**Stored entries**.
—————
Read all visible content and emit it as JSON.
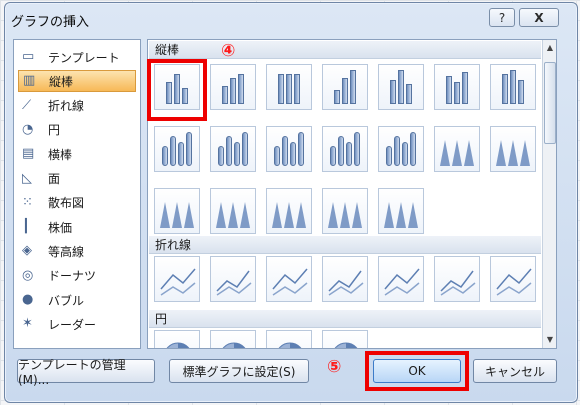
{
  "dialog": {
    "title": "グラフの挿入",
    "help_label": "?",
    "close_label": "X"
  },
  "sidebar": {
    "items": [
      {
        "label": "テンプレート",
        "icon": "folder-icon"
      },
      {
        "label": "縦棒",
        "icon": "column-chart-icon"
      },
      {
        "label": "折れ線",
        "icon": "line-chart-icon"
      },
      {
        "label": "円",
        "icon": "pie-chart-icon"
      },
      {
        "label": "横棒",
        "icon": "bar-chart-icon"
      },
      {
        "label": "面",
        "icon": "area-chart-icon"
      },
      {
        "label": "散布図",
        "icon": "scatter-chart-icon"
      },
      {
        "label": "株価",
        "icon": "stock-chart-icon"
      },
      {
        "label": "等高線",
        "icon": "surface-chart-icon"
      },
      {
        "label": "ドーナツ",
        "icon": "doughnut-chart-icon"
      },
      {
        "label": "バブル",
        "icon": "bubble-chart-icon"
      },
      {
        "label": "レーダー",
        "icon": "radar-chart-icon"
      }
    ],
    "selected_index": 1
  },
  "gallery": {
    "sections": [
      {
        "label": "縦棒"
      },
      {
        "label": "折れ線"
      },
      {
        "label": "円"
      }
    ]
  },
  "annotations": {
    "step4": "④",
    "step5": "⑤"
  },
  "buttons": {
    "manage": "テンプレートの管理(M)...",
    "set_default": "標準グラフに設定(S)",
    "ok": "OK",
    "cancel": "キャンセル"
  },
  "colors": {
    "highlight_red": "#ee0000",
    "selected_bg": "#f7b957",
    "accent_blue": "#3d7cc9"
  }
}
—————
**OBJECTIVE**. Can you restate all the records above word for word while dropping the pictures?

**REPLY TO THE TASK**.
Read all visible content and emit it as JSON.
{
  "dialog": {
    "title": "グラフの挿入",
    "help_label": "?",
    "close_label": "X"
  },
  "sidebar": {
    "items": [
      {
        "label": "テンプレート",
        "icon": "folder-icon"
      },
      {
        "label": "縦棒",
        "icon": "column-chart-icon"
      },
      {
        "label": "折れ線",
        "icon": "line-chart-icon"
      },
      {
        "label": "円",
        "icon": "pie-chart-icon"
      },
      {
        "label": "横棒",
        "icon": "bar-chart-icon"
      },
      {
        "label": "面",
        "icon": "area-chart-icon"
      },
      {
        "label": "散布図",
        "icon": "scatter-chart-icon"
      },
      {
        "label": "株価",
        "icon": "stock-chart-icon"
      },
      {
        "label": "等高線",
        "icon": "surface-chart-icon"
      },
      {
        "label": "ドーナツ",
        "icon": "doughnut-chart-icon"
      },
      {
        "label": "バブル",
        "icon": "bubble-chart-icon"
      },
      {
        "label": "レーダー",
        "icon": "radar-chart-icon"
      }
    ],
    "selected_index": 1
  },
  "gallery": {
    "sections": [
      {
        "label": "縦棒"
      },
      {
        "label": "折れ線"
      },
      {
        "label": "円"
      }
    ]
  },
  "annotations": {
    "step4": "④",
    "step5": "⑤"
  },
  "buttons": {
    "manage": "テンプレートの管理(M)...",
    "set_default": "標準グラフに設定(S)",
    "ok": "OK",
    "cancel": "キャンセル"
  },
  "colors": {
    "highlight_red": "#ee0000",
    "selected_bg": "#f7b957",
    "accent_blue": "#3d7cc9"
  }
}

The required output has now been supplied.